§ **SHORT EXERCISE**
Extract every entry word for word.

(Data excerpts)
************

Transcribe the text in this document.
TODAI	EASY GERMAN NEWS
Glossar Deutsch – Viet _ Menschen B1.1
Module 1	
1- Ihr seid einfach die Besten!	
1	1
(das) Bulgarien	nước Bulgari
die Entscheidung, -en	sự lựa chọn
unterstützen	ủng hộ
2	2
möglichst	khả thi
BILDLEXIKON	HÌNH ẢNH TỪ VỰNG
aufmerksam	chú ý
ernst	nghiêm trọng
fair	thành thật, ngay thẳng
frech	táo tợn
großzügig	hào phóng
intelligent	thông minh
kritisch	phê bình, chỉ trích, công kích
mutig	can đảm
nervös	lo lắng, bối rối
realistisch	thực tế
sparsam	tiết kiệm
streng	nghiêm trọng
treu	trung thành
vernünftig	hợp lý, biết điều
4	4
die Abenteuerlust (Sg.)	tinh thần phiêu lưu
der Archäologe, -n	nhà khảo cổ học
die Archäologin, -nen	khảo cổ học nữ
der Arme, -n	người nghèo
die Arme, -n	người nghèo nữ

************

§ **SOLUTION FOR THIS PROBLEM**
Transcribe the text in this document.
TODAI	EASY GERMAN NEWS
Glossar Deutsch – Viet _ Menschen B1.1
Module 1	
1- Ihr seid einfach die Besten!	
1	1
(das) Bulgarien	nước Bulgari
die Entscheidung, -en	sự lựa chọn
unterstützen	ủng hộ
2	2
möglichst	khả thi
BILDLEXIKON	HÌNH ẢNH TỪ VỰNG
aufmerksam	chú ý
ernst	nghiêm trọng
fair	thành thật, ngay thẳng
frech	táo tợn
großzügig	hào phóng
intelligent	thông minh
kritisch	phê bình, chỉ trích, công kích
mutig	can đảm
nervös	lo lắng, bối rối
realistisch	thực tế
sparsam	tiết kiệm
streng	nghiêm trọng
treu	trung thành
vernünftig	hợp lý, biết điều
4	4
die Abenteuerlust (Sg.)	tinh thần phiêu lưu
der Archäologe, -n	nhà khảo cổ học
die Archäologin, -nen	khảo cổ học nữ
der Arme, -n	người nghèo
die Arme, -n	người nghèo nữ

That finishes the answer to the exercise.